====== EXERCISE DATA

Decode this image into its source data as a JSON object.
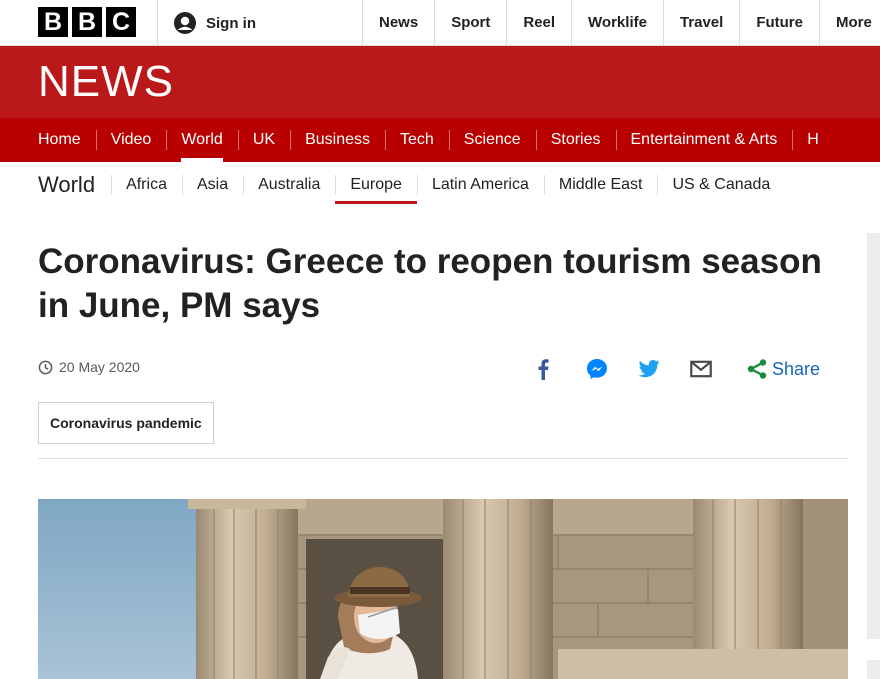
{
  "brand": {
    "letters": [
      "B",
      "B",
      "C"
    ]
  },
  "account": {
    "signin_label": "Sign in"
  },
  "top_nav": [
    "News",
    "Sport",
    "Reel",
    "Worklife",
    "Travel",
    "Future",
    "More"
  ],
  "masthead": {
    "wordmark": "NEWS"
  },
  "section_nav": {
    "items": [
      "Home",
      "Video",
      "World",
      "UK",
      "Business",
      "Tech",
      "Science",
      "Stories",
      "Entertainment & Arts",
      "H"
    ],
    "active": "World"
  },
  "sub_nav": {
    "title": "World",
    "items": [
      "Africa",
      "Asia",
      "Australia",
      "Europe",
      "Latin America",
      "Middle East",
      "US & Canada"
    ],
    "active": "Europe"
  },
  "article": {
    "headline": "Coronavirus: Greece to reopen tourism season in June, PM says",
    "date": "20 May 2020",
    "tag": "Coronavirus pandemic"
  },
  "share": {
    "icons": [
      "facebook-icon",
      "messenger-icon",
      "twitter-icon",
      "email-icon",
      "share-icon"
    ],
    "label": "Share"
  },
  "colors": {
    "news_red": "#bb1919",
    "section_red": "#b80000",
    "facebook": "#3b5998",
    "messenger": "#0084ff",
    "twitter": "#1da1f2",
    "share_blue": "#1866b8"
  }
}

============

▶ **HOW TO COMPLETE THIS TASK**
Make a tally of the lines in this data that include the string "Coronavirus", and answer with that tally alone.

▶ **REPLY TO THE TASK**
2